Scan the data below for the string "Korean". Show every line where it turns up.

— Begin RECORDS PROVIDED —

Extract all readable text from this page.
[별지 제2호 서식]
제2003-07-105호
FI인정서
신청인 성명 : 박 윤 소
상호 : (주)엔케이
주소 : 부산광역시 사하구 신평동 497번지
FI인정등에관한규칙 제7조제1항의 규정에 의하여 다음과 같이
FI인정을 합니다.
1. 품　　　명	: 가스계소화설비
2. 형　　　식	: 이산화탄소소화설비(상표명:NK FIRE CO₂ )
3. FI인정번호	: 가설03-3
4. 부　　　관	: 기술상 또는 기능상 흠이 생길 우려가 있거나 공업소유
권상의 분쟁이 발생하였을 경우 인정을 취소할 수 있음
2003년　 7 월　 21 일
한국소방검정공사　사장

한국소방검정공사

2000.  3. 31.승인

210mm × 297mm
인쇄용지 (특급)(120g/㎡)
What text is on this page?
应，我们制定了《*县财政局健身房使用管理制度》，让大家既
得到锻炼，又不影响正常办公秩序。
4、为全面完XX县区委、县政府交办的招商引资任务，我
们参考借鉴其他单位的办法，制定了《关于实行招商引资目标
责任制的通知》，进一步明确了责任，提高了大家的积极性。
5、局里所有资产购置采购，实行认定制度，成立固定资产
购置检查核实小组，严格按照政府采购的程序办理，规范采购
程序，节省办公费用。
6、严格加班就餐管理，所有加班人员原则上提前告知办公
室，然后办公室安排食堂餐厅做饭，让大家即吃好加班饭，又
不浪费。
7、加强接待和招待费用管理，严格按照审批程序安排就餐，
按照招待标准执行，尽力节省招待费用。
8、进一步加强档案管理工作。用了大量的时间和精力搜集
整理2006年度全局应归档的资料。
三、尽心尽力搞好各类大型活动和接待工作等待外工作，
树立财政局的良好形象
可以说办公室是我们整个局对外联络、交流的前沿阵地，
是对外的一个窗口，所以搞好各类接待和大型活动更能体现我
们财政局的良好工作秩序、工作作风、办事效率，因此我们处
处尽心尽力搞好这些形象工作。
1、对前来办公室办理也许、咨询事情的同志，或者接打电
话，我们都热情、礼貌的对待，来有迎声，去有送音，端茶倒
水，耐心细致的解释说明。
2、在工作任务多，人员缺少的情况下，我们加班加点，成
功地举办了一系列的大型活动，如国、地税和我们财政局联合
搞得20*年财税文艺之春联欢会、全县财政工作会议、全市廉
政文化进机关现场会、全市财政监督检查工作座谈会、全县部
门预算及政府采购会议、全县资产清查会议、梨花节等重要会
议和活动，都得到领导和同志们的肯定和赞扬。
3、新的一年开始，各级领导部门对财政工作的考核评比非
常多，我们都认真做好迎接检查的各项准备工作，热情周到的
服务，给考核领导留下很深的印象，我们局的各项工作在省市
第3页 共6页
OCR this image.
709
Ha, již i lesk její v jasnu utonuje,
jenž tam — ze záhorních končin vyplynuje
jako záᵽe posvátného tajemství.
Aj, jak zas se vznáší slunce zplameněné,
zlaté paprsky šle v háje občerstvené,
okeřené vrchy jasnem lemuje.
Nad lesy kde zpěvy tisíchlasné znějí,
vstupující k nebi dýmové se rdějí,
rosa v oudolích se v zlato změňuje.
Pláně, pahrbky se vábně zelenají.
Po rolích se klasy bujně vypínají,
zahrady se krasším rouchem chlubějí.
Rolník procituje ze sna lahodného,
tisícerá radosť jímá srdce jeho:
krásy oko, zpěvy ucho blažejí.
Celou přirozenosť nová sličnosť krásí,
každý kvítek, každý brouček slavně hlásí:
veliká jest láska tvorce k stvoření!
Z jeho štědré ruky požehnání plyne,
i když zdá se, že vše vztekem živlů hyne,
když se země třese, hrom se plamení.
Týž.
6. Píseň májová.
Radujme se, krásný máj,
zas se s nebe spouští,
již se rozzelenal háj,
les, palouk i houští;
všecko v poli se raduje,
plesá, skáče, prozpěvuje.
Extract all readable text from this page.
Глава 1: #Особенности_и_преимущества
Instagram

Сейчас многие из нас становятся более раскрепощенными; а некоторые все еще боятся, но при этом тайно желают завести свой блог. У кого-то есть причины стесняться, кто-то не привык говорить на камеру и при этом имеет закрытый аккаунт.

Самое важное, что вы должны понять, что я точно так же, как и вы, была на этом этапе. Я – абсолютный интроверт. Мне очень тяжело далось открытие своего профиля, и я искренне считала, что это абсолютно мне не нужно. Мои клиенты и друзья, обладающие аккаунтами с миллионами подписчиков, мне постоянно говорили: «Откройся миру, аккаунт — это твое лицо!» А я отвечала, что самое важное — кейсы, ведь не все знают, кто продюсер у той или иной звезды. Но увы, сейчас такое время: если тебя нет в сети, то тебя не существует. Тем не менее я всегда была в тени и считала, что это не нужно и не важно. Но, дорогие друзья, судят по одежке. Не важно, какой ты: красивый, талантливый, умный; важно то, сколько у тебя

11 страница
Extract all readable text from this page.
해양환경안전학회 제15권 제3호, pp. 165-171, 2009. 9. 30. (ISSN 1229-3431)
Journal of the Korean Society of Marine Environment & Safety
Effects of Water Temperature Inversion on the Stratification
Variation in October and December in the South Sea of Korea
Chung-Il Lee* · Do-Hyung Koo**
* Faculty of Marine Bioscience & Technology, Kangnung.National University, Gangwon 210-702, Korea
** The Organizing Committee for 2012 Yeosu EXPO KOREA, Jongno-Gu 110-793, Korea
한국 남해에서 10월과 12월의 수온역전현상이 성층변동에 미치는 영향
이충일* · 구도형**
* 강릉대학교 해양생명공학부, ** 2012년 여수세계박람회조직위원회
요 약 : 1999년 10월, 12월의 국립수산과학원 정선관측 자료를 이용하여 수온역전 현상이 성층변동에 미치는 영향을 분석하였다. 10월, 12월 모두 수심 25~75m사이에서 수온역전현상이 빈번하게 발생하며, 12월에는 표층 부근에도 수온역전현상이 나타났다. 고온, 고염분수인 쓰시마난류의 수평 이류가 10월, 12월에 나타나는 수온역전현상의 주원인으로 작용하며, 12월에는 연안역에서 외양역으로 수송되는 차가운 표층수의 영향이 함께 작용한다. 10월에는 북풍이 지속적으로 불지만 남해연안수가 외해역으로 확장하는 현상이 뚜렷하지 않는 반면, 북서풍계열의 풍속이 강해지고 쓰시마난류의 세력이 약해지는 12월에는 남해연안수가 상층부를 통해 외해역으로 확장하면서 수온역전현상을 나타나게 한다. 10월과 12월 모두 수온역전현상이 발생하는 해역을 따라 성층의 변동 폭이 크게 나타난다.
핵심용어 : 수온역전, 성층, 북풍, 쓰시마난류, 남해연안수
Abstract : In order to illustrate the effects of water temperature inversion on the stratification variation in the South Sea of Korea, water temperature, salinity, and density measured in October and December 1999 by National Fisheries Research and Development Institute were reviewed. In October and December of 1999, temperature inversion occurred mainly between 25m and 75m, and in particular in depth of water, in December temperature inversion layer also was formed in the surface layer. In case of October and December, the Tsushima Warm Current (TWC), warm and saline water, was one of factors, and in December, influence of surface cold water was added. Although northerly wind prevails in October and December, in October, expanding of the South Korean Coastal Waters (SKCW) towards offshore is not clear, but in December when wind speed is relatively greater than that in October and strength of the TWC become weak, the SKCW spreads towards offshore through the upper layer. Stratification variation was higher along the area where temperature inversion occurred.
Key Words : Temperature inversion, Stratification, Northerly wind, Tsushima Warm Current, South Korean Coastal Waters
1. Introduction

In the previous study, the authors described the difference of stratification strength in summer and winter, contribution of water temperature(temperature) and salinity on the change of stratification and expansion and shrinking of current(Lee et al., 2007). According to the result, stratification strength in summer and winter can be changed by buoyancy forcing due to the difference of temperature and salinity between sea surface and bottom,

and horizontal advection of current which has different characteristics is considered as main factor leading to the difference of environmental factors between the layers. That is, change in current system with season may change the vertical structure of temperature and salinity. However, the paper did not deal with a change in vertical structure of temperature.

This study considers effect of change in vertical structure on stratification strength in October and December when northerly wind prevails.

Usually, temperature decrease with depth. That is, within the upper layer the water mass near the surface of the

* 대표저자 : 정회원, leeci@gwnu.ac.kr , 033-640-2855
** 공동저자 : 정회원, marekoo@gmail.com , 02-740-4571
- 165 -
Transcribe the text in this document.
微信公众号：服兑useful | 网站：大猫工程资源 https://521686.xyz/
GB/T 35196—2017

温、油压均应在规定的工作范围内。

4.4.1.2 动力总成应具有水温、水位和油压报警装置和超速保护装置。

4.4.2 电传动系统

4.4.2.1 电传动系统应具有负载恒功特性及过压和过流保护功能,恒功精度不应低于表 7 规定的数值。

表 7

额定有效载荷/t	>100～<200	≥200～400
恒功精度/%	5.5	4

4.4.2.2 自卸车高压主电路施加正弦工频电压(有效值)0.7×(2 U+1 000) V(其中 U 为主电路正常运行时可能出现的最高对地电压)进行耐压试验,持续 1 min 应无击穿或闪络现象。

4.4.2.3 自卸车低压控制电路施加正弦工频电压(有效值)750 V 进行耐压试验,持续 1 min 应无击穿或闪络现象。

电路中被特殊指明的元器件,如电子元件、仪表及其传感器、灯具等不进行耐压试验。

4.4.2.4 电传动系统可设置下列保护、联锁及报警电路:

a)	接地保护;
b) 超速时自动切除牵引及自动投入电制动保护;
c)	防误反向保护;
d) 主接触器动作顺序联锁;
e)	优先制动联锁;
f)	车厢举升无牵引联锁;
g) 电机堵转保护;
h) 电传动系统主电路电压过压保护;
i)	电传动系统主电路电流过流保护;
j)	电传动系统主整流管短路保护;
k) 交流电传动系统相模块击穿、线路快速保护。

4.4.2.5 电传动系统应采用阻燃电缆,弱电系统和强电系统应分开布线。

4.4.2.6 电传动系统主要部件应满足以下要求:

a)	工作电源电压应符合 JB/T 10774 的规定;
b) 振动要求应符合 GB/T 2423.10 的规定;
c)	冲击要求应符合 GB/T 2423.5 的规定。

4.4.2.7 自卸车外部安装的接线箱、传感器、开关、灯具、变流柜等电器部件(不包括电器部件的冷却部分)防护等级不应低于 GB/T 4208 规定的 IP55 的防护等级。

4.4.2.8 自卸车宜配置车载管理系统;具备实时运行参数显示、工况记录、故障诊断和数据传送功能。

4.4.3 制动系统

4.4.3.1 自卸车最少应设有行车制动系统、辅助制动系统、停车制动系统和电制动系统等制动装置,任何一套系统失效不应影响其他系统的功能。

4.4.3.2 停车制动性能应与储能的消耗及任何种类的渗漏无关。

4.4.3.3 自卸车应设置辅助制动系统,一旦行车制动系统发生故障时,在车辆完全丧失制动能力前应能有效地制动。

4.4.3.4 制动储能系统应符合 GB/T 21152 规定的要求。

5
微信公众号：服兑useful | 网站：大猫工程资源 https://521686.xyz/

— End RECORDS PROVIDED —

REPLY TO THE TASK:
Journal of the Korean Society of Marine Environment & Safety
Abstract : In order to illustrate the effects of water temperature inversion on the stratification variation in the South Sea of Korea, water temperature, salinity, and density measured in October and December 1999 by National Fisheries Research and Development Institute were reviewed. In October and December of 1999, temperature inversion occurred mainly between 25m and 75m, and in particular in depth of water, in December temperature inversion layer also was formed in the surface layer. In case of October and December, the Tsushima Warm Current (TWC), warm and saline water, was one of factors, and in December, influence of surface cold water was added. Although northerly wind prevails in October and December, in October, expanding of the South Korean Coastal Waters (SKCW) towards offshore is not clear, but in December when wind speed is relatively greater than that in October and strength of the TWC become weak, the SKCW spreads towards offshore through the upper layer. Stratification variation was higher along the area where temperature inversion occurred.
Key Words : Temperature inversion, Stratification, Northerly wind, Tsushima Warm Current, South Korean Coastal Waters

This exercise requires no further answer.